### Stated problem
Pick out each line in these entries that contains the string "إبراهيم".

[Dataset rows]
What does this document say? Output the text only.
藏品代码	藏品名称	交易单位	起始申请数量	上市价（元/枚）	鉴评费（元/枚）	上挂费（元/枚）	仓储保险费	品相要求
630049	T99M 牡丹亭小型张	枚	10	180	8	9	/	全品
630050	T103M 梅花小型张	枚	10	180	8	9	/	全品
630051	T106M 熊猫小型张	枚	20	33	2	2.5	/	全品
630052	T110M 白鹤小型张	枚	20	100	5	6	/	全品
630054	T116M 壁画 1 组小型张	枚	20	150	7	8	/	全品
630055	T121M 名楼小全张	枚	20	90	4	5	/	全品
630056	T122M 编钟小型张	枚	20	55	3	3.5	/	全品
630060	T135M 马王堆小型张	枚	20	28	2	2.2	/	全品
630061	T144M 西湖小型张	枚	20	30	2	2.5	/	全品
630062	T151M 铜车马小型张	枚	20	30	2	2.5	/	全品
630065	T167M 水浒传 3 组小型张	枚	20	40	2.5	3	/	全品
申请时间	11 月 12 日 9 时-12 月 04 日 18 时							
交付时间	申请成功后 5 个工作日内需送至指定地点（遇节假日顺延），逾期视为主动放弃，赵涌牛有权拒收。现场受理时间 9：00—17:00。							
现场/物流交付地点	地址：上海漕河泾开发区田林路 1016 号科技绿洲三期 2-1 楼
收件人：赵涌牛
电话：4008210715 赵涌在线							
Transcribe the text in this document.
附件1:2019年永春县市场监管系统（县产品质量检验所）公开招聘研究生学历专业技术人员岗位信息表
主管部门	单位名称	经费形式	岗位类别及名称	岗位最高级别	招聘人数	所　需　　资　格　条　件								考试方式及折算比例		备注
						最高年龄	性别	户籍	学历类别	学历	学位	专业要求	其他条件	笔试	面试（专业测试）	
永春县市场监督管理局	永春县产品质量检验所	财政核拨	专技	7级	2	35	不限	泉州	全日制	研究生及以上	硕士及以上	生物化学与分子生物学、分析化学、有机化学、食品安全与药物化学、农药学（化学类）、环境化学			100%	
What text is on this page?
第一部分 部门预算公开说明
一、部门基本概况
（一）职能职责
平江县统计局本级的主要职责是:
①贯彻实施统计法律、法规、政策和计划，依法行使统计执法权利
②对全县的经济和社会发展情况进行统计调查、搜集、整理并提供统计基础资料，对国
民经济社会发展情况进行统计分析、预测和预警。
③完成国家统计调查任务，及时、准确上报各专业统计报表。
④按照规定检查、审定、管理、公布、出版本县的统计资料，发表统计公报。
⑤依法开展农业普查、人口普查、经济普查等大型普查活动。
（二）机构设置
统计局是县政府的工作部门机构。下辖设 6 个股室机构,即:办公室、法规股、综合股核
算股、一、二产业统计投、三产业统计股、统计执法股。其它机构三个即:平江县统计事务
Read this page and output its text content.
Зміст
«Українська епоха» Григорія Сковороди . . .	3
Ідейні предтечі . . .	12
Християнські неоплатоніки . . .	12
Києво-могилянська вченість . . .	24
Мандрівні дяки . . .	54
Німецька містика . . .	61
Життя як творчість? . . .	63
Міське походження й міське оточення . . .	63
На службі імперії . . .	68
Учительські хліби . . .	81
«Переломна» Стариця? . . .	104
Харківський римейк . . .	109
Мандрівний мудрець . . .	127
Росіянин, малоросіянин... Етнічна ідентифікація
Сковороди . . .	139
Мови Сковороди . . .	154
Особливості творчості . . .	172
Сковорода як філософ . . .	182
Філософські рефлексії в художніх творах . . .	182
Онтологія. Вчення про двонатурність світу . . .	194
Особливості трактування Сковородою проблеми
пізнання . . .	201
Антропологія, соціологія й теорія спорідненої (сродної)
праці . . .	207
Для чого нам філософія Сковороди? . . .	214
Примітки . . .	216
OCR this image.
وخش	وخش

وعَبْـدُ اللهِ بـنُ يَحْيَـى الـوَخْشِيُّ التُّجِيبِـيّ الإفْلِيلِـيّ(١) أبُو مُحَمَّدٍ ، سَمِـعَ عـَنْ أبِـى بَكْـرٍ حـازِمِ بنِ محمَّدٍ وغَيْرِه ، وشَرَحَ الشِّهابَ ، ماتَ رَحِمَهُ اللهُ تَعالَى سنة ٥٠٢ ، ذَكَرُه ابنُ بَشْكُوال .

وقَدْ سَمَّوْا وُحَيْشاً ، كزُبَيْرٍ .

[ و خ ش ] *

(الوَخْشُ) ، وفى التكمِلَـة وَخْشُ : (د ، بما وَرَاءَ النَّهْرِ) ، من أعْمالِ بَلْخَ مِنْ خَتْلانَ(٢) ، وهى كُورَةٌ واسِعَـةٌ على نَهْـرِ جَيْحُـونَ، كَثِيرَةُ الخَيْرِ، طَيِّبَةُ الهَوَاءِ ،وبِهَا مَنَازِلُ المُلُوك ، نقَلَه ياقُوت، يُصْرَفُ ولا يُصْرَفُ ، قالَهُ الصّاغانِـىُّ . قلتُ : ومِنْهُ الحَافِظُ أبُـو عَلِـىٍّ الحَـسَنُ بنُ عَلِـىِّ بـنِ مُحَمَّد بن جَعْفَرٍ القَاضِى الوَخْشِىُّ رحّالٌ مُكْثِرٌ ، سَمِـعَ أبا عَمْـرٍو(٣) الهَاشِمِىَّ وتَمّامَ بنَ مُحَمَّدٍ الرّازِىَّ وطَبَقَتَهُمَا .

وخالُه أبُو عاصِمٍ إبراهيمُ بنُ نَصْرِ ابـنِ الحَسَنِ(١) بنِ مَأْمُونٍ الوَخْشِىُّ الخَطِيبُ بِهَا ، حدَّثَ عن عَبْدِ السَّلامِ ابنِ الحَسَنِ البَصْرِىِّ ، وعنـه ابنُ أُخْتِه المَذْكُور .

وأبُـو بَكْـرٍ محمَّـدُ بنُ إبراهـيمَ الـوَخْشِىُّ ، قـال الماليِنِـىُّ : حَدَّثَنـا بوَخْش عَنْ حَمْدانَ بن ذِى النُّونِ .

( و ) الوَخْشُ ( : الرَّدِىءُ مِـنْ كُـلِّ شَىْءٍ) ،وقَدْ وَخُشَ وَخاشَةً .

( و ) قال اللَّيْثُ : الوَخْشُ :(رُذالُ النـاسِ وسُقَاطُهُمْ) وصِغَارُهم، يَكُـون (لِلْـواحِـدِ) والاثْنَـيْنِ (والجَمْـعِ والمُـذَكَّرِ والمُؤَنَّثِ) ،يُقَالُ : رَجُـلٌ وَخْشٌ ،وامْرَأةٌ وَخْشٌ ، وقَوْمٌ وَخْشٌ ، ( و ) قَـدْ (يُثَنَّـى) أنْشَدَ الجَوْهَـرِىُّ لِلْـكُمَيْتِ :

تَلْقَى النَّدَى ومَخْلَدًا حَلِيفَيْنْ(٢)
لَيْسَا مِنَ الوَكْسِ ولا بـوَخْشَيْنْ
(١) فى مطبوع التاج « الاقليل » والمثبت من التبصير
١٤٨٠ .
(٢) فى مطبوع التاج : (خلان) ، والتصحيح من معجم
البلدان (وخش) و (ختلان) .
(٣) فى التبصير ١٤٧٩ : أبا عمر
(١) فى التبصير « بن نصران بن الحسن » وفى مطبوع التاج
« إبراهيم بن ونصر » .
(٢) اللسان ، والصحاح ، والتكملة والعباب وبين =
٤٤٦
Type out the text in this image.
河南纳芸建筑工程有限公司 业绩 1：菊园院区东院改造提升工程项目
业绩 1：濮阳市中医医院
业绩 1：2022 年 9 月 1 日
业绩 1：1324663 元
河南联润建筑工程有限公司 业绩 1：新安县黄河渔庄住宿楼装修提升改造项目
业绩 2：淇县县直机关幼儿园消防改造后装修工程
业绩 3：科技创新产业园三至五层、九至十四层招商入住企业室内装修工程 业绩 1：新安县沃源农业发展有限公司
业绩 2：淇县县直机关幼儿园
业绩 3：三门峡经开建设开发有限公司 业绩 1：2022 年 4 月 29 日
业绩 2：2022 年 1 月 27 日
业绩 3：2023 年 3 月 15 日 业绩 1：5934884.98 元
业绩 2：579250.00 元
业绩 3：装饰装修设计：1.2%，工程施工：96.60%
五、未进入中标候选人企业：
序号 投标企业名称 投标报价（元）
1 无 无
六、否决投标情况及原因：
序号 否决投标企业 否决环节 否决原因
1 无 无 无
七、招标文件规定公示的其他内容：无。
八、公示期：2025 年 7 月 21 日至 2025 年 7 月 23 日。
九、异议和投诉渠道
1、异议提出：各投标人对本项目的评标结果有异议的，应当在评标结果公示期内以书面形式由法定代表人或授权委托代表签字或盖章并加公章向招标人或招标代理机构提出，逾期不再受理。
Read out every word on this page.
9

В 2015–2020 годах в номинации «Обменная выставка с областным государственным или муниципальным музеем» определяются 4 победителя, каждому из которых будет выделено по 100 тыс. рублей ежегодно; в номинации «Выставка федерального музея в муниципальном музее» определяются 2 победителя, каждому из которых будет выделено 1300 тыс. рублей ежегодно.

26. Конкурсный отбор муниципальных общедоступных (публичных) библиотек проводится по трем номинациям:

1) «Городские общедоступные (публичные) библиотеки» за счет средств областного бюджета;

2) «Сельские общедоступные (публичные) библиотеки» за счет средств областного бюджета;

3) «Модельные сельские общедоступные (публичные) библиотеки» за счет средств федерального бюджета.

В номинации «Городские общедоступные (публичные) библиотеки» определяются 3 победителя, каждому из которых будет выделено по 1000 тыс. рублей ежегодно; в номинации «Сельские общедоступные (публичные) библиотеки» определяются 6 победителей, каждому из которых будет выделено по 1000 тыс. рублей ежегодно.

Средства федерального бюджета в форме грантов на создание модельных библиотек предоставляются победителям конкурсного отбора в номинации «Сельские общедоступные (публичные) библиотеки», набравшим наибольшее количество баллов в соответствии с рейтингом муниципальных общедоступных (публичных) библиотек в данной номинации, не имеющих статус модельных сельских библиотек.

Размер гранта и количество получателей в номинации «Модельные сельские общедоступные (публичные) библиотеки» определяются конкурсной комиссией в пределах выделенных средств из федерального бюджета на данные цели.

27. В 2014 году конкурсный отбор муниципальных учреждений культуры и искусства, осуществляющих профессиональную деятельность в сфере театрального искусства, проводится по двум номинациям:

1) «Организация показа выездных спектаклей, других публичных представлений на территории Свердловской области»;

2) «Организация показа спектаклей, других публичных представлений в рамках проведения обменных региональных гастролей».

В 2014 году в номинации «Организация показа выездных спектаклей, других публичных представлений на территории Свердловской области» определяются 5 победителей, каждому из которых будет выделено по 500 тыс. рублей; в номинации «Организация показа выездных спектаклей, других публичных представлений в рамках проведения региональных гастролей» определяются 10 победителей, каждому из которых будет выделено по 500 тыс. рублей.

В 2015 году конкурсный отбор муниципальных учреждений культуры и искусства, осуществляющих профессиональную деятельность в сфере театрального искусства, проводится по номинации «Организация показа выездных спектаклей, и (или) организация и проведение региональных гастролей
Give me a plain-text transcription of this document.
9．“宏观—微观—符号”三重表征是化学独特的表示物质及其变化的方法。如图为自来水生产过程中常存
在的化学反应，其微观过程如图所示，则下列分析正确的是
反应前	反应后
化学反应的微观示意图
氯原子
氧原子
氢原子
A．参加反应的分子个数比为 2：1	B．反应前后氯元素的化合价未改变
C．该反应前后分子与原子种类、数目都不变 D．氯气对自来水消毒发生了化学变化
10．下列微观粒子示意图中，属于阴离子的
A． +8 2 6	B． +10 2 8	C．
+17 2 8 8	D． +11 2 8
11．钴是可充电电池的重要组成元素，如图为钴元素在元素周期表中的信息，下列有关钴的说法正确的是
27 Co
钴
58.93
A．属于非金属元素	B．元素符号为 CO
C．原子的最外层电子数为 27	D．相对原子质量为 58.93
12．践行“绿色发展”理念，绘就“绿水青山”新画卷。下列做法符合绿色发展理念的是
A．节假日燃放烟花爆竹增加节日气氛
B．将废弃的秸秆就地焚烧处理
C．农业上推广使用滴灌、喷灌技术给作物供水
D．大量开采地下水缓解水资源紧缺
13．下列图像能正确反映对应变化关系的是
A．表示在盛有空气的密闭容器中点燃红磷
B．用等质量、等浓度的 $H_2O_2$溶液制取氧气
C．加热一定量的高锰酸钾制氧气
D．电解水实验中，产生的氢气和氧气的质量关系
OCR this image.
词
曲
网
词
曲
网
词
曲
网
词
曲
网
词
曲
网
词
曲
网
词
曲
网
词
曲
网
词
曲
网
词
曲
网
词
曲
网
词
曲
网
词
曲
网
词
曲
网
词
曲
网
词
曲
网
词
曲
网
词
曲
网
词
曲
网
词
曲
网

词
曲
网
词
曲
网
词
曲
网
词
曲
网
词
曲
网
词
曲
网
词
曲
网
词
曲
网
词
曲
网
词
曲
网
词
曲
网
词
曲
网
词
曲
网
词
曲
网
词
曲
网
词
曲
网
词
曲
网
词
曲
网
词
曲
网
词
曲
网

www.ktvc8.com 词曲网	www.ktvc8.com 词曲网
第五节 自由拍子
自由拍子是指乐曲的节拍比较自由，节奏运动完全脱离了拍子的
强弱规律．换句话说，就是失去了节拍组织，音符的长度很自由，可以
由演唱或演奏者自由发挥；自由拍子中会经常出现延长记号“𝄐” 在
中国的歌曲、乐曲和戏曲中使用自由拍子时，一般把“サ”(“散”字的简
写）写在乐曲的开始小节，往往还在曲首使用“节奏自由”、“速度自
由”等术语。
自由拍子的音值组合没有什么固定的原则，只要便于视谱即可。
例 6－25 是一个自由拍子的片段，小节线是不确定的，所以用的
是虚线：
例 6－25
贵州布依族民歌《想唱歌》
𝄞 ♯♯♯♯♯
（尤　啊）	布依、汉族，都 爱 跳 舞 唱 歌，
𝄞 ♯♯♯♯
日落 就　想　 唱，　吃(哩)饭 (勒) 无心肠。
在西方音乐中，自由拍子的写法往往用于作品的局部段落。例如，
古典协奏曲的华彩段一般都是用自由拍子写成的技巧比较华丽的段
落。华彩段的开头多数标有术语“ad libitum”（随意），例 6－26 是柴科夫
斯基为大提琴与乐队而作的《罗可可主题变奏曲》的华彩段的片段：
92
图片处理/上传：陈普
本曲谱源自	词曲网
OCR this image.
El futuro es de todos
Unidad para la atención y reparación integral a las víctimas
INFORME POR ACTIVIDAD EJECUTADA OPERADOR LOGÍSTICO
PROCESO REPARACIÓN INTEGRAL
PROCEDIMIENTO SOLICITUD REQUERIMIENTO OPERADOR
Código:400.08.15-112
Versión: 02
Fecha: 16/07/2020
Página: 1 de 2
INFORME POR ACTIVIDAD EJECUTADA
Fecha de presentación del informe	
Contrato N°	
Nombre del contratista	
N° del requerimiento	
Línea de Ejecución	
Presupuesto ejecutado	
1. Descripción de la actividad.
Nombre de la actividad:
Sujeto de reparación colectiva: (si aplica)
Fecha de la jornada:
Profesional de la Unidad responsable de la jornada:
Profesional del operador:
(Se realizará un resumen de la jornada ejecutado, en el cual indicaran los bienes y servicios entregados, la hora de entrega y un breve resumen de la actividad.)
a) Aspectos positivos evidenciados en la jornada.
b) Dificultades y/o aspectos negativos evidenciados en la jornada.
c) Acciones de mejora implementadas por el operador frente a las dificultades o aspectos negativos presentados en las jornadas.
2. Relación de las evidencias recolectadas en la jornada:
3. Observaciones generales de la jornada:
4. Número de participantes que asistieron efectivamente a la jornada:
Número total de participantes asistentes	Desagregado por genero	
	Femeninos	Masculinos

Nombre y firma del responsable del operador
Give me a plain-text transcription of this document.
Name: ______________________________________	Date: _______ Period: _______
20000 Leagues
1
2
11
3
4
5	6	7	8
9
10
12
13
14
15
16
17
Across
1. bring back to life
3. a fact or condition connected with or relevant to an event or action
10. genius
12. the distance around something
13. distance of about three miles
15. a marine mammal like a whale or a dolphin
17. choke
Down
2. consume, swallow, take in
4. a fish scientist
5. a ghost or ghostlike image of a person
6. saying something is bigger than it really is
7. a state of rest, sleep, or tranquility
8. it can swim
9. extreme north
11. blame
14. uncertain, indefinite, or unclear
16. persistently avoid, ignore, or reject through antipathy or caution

### Task solution
وخالُه أبُو عاصِمٍ إبراهيمُ بنُ نَصْرِ ابـنِ الحَسَنِ(١) بنِ مَأْمُونٍ الوَخْشِىُّ الخَطِيبُ بِهَا ، حدَّثَ عن عَبْدِ السَّلامِ ابنِ الحَسَنِ البَصْرِىِّ ، وعنـه ابنُ أُخْتِه المَذْكُور .
« إبراهيم بن ونصر » .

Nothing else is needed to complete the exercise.